▼
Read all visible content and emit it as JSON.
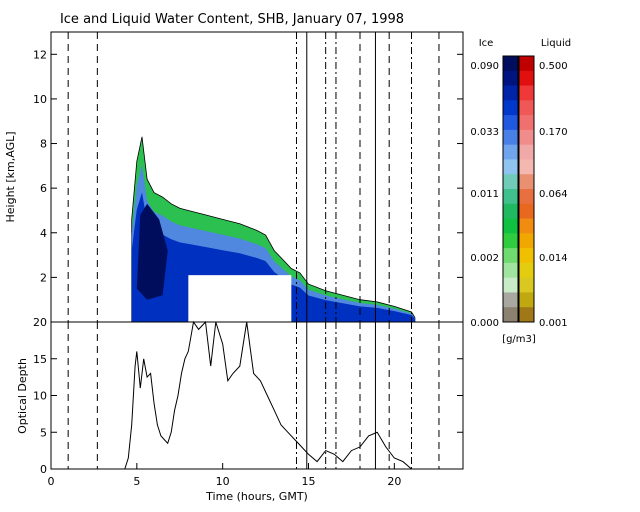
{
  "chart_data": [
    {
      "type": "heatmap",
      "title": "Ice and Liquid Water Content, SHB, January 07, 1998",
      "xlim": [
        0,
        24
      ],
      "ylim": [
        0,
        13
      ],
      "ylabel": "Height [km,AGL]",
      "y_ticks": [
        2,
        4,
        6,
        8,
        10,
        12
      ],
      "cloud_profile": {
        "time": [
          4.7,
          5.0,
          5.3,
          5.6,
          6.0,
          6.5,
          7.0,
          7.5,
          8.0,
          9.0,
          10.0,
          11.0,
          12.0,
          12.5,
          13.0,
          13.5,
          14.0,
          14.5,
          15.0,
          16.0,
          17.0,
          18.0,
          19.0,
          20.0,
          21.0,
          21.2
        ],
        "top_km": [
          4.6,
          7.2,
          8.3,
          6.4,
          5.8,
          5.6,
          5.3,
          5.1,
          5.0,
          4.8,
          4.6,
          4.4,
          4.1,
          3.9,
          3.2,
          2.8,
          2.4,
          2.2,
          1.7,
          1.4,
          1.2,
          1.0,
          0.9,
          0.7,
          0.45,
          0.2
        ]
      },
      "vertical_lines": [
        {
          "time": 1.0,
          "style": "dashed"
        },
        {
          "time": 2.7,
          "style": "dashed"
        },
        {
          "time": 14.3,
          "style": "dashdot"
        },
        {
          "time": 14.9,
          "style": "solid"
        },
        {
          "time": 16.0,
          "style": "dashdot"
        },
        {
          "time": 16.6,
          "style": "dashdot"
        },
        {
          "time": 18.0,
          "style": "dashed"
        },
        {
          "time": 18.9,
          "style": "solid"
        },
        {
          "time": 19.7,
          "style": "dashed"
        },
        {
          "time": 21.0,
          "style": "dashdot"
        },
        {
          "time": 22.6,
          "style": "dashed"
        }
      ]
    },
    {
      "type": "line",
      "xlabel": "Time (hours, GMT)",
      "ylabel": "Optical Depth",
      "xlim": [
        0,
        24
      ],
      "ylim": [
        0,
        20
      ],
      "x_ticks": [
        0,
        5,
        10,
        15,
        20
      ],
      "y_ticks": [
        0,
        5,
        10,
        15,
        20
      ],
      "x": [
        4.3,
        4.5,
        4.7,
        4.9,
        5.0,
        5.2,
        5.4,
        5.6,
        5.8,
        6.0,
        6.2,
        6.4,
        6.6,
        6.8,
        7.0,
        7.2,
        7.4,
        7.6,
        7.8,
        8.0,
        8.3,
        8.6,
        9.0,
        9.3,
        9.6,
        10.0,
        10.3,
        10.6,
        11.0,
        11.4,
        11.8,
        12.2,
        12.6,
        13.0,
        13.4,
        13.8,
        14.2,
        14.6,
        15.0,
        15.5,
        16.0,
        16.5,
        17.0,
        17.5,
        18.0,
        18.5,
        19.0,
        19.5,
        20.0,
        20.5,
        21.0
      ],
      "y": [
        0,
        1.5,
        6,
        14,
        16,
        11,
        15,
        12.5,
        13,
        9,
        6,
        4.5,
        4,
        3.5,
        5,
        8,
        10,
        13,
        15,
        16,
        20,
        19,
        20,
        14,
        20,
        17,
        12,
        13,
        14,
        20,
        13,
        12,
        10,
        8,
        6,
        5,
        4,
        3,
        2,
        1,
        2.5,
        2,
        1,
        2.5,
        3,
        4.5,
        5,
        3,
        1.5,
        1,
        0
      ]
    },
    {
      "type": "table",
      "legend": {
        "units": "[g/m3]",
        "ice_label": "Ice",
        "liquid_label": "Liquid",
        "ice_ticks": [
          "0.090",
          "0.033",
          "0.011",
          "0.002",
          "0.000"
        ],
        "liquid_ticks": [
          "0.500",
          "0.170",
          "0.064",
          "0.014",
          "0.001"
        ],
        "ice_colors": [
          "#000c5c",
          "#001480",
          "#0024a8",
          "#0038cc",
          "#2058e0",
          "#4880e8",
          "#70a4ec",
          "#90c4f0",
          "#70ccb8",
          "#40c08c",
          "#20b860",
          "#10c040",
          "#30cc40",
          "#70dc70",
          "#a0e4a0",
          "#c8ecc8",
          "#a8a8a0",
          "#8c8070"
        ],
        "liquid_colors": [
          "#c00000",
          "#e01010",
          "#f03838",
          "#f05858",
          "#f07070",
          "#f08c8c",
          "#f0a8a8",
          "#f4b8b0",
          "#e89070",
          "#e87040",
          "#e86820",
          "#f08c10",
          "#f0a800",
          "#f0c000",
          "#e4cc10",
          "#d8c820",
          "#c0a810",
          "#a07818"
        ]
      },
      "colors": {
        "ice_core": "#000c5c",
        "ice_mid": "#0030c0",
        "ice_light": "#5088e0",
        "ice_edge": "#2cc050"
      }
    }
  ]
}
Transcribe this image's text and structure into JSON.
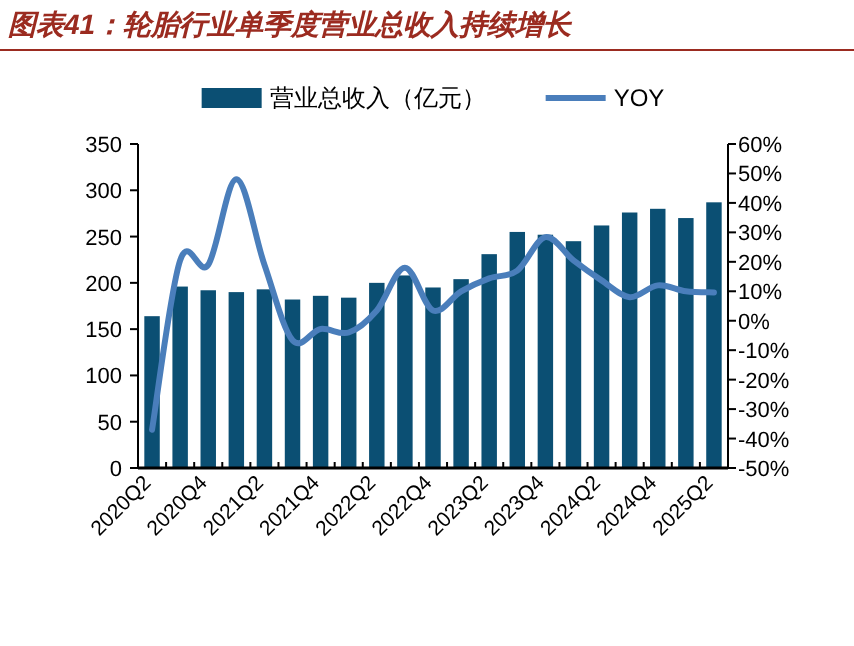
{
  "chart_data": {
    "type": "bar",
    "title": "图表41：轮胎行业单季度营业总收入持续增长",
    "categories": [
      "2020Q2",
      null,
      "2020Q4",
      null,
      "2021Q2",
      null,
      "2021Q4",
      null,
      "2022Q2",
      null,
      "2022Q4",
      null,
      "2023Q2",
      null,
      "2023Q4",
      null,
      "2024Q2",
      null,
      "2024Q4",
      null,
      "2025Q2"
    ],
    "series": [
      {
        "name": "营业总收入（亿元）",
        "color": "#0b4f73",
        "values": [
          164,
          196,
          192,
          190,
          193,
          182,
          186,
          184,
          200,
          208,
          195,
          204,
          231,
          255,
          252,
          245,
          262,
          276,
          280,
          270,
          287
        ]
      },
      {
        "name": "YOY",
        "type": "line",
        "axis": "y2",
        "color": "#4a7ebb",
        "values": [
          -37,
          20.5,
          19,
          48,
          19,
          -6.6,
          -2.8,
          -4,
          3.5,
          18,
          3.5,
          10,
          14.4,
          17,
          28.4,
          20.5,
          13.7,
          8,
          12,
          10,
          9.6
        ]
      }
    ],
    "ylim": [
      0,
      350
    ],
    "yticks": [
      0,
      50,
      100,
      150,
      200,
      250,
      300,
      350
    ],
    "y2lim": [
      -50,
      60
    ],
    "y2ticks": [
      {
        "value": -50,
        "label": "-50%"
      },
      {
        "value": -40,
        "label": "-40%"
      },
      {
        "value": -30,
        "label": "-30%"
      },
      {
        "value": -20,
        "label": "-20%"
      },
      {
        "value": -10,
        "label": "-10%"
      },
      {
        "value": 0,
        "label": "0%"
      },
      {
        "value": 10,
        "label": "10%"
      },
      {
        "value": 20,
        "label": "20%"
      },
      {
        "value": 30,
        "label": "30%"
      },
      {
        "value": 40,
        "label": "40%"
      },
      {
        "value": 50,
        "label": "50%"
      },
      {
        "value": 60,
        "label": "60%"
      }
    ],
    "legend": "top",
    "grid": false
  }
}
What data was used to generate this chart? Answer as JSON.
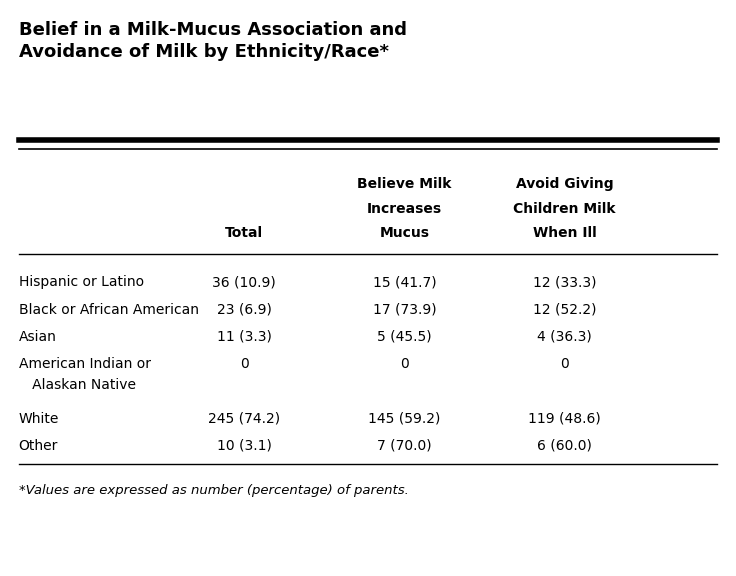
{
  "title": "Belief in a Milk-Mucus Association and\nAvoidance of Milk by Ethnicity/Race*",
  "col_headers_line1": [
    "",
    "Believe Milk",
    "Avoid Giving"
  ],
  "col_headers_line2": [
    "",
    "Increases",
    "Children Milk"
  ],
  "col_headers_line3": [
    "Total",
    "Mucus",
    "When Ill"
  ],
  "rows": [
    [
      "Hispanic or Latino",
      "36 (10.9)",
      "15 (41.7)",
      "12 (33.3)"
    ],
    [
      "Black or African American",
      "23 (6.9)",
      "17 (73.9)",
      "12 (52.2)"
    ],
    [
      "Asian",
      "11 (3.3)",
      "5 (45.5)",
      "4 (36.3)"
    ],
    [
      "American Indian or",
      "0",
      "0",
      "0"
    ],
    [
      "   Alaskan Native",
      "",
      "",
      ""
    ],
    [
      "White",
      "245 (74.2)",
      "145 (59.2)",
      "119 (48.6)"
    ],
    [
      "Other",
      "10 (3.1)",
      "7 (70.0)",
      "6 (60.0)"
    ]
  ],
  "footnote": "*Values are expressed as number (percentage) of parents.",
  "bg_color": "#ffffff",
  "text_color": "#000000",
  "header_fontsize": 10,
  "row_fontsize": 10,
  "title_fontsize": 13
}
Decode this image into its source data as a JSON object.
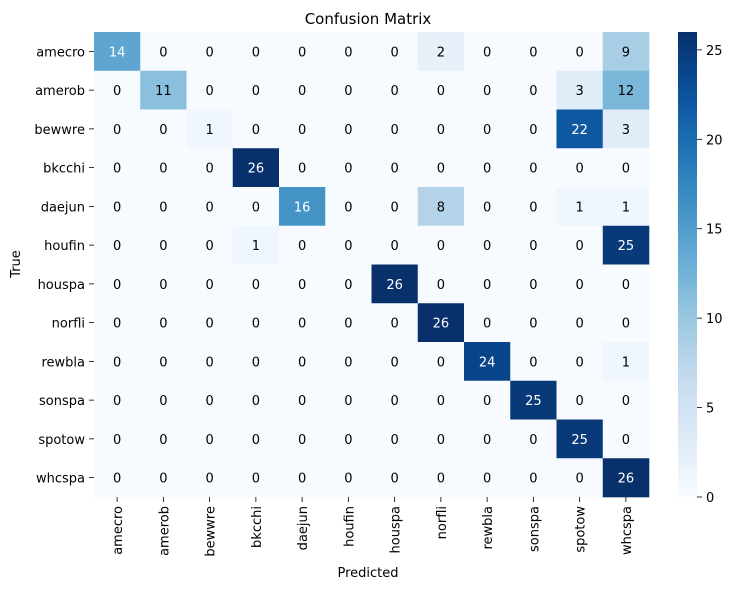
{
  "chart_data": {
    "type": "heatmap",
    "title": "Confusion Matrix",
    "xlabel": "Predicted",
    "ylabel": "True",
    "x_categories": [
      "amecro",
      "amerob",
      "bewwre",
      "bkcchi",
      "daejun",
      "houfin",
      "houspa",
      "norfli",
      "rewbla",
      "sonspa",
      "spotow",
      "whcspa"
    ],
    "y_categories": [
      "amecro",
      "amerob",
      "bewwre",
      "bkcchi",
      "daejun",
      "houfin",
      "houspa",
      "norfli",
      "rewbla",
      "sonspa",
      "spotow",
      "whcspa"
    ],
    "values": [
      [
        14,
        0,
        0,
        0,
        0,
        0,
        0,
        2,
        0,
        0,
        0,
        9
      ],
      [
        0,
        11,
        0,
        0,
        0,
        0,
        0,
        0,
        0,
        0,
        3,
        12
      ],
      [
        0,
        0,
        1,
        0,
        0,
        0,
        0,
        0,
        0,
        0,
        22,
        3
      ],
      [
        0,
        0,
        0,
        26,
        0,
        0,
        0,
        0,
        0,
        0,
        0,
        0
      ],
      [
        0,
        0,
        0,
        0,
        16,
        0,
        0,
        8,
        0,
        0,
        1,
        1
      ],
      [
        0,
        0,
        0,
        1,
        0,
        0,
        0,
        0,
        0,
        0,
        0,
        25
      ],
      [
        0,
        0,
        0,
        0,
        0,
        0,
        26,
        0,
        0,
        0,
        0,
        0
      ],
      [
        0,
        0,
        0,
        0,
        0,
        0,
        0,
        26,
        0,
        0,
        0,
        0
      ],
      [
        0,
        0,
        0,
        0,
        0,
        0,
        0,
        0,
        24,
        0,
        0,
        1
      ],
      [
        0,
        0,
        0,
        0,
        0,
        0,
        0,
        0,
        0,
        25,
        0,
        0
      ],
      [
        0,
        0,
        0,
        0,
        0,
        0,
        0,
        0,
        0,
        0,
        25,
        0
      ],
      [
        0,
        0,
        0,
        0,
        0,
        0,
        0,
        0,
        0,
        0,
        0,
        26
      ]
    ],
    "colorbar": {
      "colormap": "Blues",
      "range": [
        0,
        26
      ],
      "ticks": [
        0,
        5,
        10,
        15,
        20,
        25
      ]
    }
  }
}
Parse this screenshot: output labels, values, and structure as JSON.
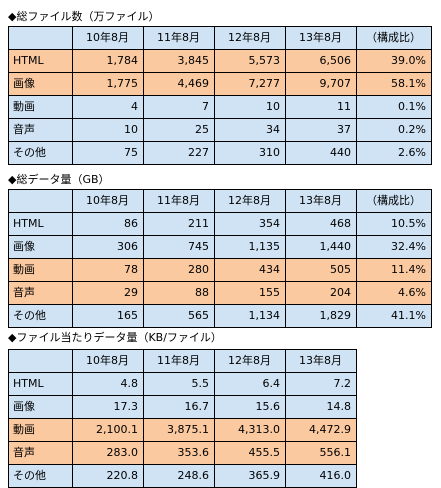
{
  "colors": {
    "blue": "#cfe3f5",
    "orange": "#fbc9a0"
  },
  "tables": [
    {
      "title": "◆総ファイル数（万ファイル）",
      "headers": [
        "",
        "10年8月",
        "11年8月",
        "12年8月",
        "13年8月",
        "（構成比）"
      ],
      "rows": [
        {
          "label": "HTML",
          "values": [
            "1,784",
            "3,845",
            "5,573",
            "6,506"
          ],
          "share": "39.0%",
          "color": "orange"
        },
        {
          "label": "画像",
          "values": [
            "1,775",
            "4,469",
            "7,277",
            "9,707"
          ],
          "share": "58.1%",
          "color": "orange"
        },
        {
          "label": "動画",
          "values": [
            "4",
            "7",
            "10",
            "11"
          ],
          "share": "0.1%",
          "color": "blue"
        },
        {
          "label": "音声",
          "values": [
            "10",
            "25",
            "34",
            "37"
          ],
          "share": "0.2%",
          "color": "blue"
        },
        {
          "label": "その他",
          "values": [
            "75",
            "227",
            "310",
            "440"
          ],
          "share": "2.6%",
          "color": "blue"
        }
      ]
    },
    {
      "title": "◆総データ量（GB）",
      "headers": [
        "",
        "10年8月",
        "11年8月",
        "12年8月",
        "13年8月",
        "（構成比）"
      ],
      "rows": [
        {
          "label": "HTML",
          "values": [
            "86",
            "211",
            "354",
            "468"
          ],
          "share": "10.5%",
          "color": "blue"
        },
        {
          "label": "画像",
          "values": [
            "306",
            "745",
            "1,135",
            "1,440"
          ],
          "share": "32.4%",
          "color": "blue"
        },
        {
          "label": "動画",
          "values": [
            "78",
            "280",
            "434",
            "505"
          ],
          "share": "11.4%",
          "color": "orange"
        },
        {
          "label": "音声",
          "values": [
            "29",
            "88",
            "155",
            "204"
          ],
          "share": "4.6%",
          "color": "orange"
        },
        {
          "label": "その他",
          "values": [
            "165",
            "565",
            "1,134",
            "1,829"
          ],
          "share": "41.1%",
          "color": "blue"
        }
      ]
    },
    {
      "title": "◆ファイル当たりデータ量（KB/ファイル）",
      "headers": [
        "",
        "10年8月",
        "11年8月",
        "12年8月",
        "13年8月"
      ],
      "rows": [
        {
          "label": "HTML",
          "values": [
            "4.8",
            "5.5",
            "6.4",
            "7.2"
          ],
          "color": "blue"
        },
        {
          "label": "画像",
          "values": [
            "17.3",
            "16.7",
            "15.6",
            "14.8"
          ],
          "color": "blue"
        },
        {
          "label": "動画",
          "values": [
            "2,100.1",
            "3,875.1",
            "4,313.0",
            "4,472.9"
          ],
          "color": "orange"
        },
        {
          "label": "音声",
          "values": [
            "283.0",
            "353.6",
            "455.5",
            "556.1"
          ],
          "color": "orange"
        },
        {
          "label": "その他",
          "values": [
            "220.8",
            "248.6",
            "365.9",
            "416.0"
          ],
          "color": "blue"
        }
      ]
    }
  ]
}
▲
◆ **Brief**:
Extract all lines from the material above that include the word "image".

◆ **Worked solution**:
Transcribe this image's text and structure into JSON.
Decode this image into its source data as a JSON object.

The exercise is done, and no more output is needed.